EXERCISE:
Below are some records; give them all again exactly, but not the pictures.

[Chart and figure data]
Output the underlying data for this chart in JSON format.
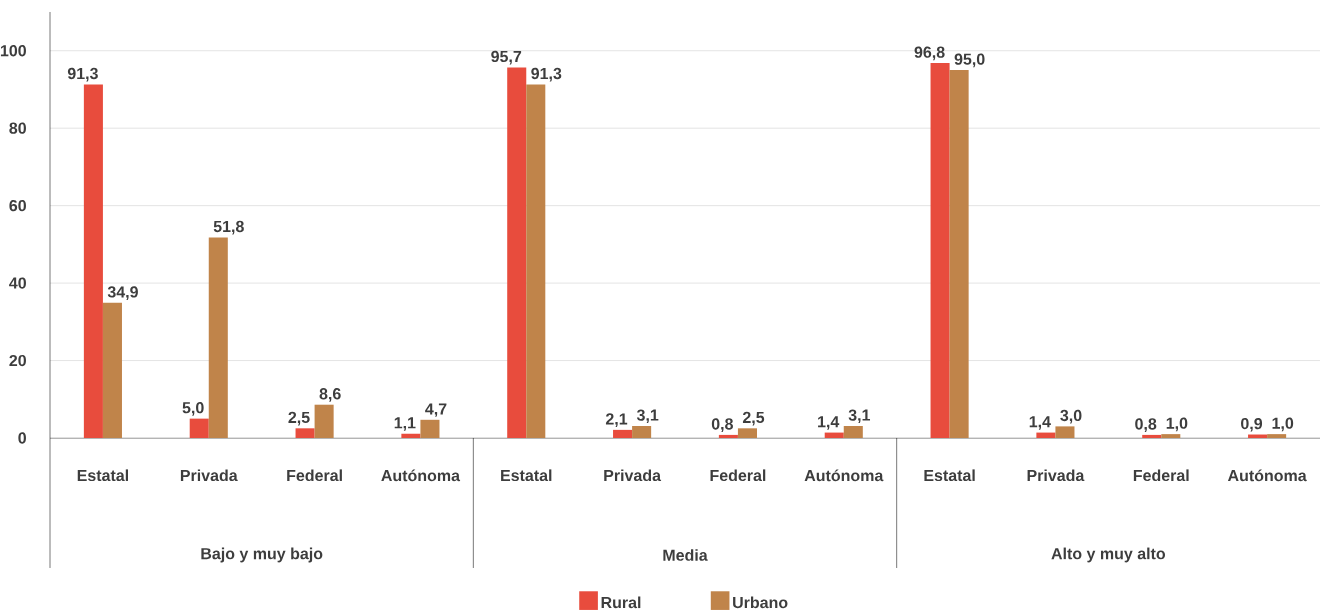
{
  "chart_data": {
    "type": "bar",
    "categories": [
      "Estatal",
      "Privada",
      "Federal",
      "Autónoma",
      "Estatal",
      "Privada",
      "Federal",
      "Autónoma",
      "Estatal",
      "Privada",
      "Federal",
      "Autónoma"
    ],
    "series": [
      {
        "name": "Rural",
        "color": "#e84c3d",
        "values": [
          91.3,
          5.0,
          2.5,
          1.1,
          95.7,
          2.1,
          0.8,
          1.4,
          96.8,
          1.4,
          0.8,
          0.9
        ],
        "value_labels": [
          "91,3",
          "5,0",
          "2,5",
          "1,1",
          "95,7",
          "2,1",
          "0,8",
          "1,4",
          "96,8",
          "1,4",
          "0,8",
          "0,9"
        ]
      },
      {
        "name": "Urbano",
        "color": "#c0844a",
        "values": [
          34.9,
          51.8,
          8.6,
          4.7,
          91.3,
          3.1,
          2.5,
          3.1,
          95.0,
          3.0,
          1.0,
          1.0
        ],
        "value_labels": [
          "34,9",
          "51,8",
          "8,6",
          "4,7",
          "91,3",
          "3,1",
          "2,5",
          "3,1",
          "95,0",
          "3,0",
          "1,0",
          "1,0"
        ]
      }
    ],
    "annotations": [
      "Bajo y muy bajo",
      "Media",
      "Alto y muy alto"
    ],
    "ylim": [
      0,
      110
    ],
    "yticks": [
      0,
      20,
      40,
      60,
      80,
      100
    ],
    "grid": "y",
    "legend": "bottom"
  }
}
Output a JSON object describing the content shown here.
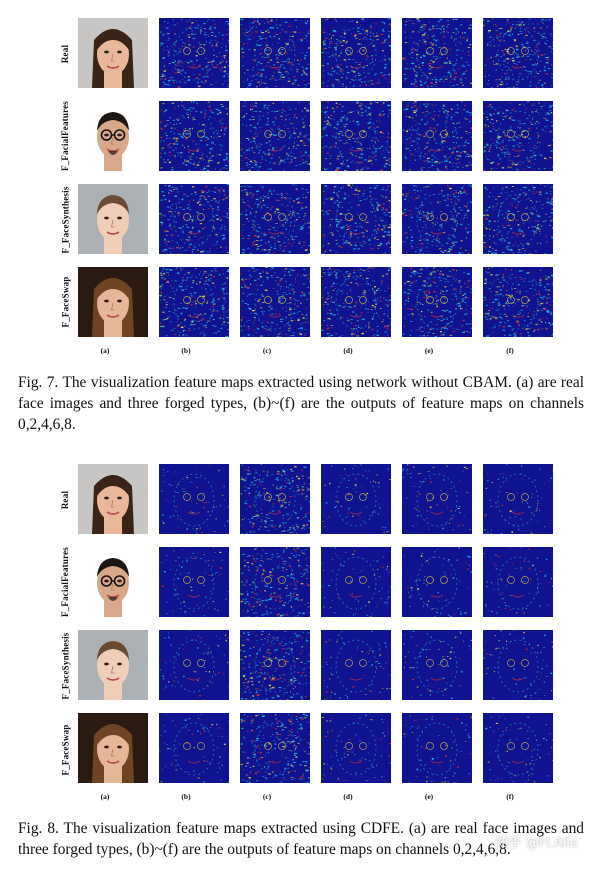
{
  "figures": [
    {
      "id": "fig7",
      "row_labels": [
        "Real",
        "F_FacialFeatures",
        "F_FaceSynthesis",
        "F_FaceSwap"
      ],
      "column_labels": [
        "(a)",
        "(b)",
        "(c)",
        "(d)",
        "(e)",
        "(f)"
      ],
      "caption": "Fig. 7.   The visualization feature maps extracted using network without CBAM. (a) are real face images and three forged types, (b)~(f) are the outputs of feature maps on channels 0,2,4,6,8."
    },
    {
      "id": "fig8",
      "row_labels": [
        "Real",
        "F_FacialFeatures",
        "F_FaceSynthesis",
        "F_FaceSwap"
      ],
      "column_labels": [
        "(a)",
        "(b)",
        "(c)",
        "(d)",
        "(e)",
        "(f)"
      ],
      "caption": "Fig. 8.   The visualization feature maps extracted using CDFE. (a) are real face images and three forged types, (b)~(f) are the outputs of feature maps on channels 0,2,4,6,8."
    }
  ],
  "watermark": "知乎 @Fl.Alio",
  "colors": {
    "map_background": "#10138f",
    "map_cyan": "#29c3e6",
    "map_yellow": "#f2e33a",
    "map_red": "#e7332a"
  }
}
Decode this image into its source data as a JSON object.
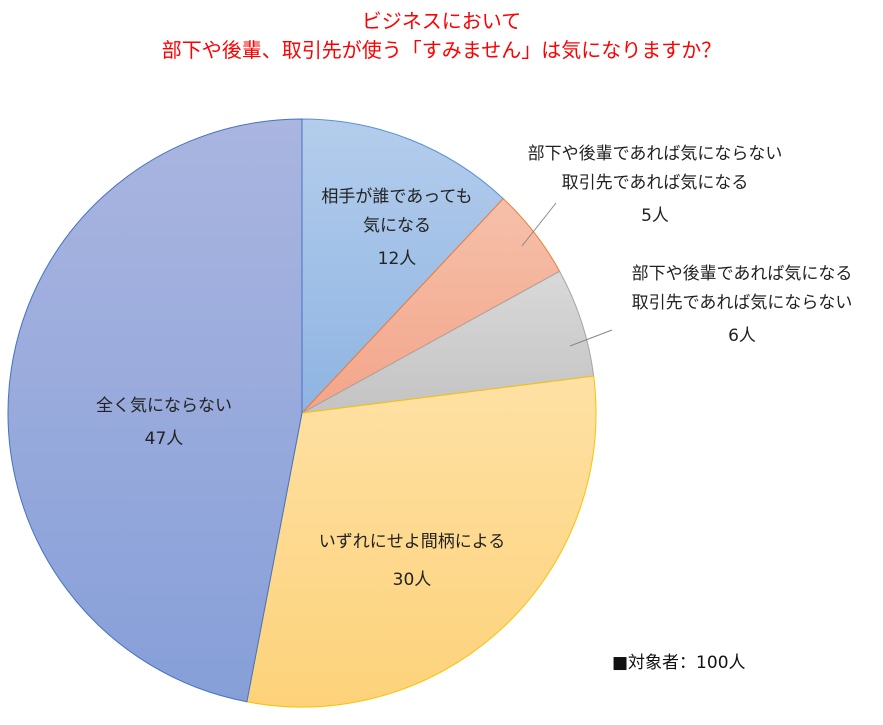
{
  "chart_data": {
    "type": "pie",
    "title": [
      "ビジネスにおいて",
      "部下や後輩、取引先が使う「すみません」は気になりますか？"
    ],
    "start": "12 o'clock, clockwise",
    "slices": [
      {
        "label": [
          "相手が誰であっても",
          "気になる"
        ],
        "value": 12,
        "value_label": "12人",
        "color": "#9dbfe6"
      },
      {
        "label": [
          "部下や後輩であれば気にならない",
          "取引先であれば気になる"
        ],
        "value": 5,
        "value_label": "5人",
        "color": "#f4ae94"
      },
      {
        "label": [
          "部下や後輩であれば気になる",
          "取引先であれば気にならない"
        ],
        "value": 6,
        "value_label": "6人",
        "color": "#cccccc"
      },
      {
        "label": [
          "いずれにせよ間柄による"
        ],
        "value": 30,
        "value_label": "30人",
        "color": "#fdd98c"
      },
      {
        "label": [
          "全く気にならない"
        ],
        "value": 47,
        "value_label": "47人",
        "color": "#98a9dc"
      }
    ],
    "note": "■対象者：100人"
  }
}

RESPONSE BELOW:
Output the underlying data for this chart in JSON format.
{
  "chart_data": {
    "type": "bar",
    "categories": [
      "Estatal",
      "Privada",
      "Federal",
      "Autónoma",
      "Estatal",
      "Privada",
      "Federal",
      "Autónoma",
      "Estatal",
      "Privada",
      "Federal",
      "Autónoma"
    ],
    "series": [
      {
        "name": "Rural",
        "color": "#e84c3d",
        "values": [
          91.3,
          5.0,
          2.5,
          1.1,
          95.7,
          2.1,
          0.8,
          1.4,
          96.8,
          1.4,
          0.8,
          0.9
        ],
        "value_labels": [
          "91,3",
          "5,0",
          "2,5",
          "1,1",
          "95,7",
          "2,1",
          "0,8",
          "1,4",
          "96,8",
          "1,4",
          "0,8",
          "0,9"
        ]
      },
      {
        "name": "Urbano",
        "color": "#c0844a",
        "values": [
          34.9,
          51.8,
          8.6,
          4.7,
          91.3,
          3.1,
          2.5,
          3.1,
          95.0,
          3.0,
          1.0,
          1.0
        ],
        "value_labels": [
          "34,9",
          "51,8",
          "8,6",
          "4,7",
          "91,3",
          "3,1",
          "2,5",
          "3,1",
          "95,0",
          "3,0",
          "1,0",
          "1,0"
        ]
      }
    ],
    "annotations": [
      "Bajo y muy bajo",
      "Media",
      "Alto y muy alto"
    ],
    "ylim": [
      0,
      110
    ],
    "yticks": [
      0,
      20,
      40,
      60,
      80,
      100
    ],
    "grid": "y",
    "legend": "bottom"
  }
}
Output a JSON object describing the content shown here.
{
  "figures": [
    {
      "id": "fig7",
      "row_labels": [
        "Real",
        "F_FacialFeatures",
        "F_FaceSynthesis",
        "F_FaceSwap"
      ],
      "column_labels": [
        "(a)",
        "(b)",
        "(c)",
        "(d)",
        "(e)",
        "(f)"
      ],
      "caption": "Fig. 7.   The visualization feature maps extracted using network without CBAM. (a) are real face images and three forged types, (b)~(f) are the outputs of feature maps on channels 0,2,4,6,8."
    },
    {
      "id": "fig8",
      "row_labels": [
        "Real",
        "F_FacialFeatures",
        "F_FaceSynthesis",
        "F_FaceSwap"
      ],
      "column_labels": [
        "(a)",
        "(b)",
        "(c)",
        "(d)",
        "(e)",
        "(f)"
      ],
      "caption": "Fig. 8.   The visualization feature maps extracted using CDFE. (a) are real face images and three forged types, (b)~(f) are the outputs of feature maps on channels 0,2,4,6,8."
    }
  ],
  "watermark": "知乎 @Fl.Alio",
  "colors": {
    "map_background": "#10138f",
    "map_cyan": "#29c3e6",
    "map_yellow": "#f2e33a",
    "map_red": "#e7332a"
  }
}
Decode this image into its source data as a JSON object.
{
  "chart_data": {
    "type": "pie",
    "title": [
      "ビジネスにおいて",
      "部下や後輩、取引先が使う「すみません」は気になりますか？"
    ],
    "start": "12 o'clock, clockwise",
    "slices": [
      {
        "label": [
          "相手が誰であっても",
          "気になる"
        ],
        "value": 12,
        "value_label": "12人",
        "color": "#9dbfe6"
      },
      {
        "label": [
          "部下や後輩であれば気にならない",
          "取引先であれば気になる"
        ],
        "value": 5,
        "value_label": "5人",
        "color": "#f4ae94"
      },
      {
        "label": [
          "部下や後輩であれば気になる",
          "取引先であれば気にならない"
        ],
        "value": 6,
        "value_label": "6人",
        "color": "#cccccc"
      },
      {
        "label": [
          "いずれにせよ間柄による"
        ],
        "value": 30,
        "value_label": "30人",
        "color": "#fdd98c"
      },
      {
        "label": [
          "全く気にならない"
        ],
        "value": 47,
        "value_label": "47人",
        "color": "#98a9dc"
      }
    ],
    "note": "■対象者：100人"
  }
}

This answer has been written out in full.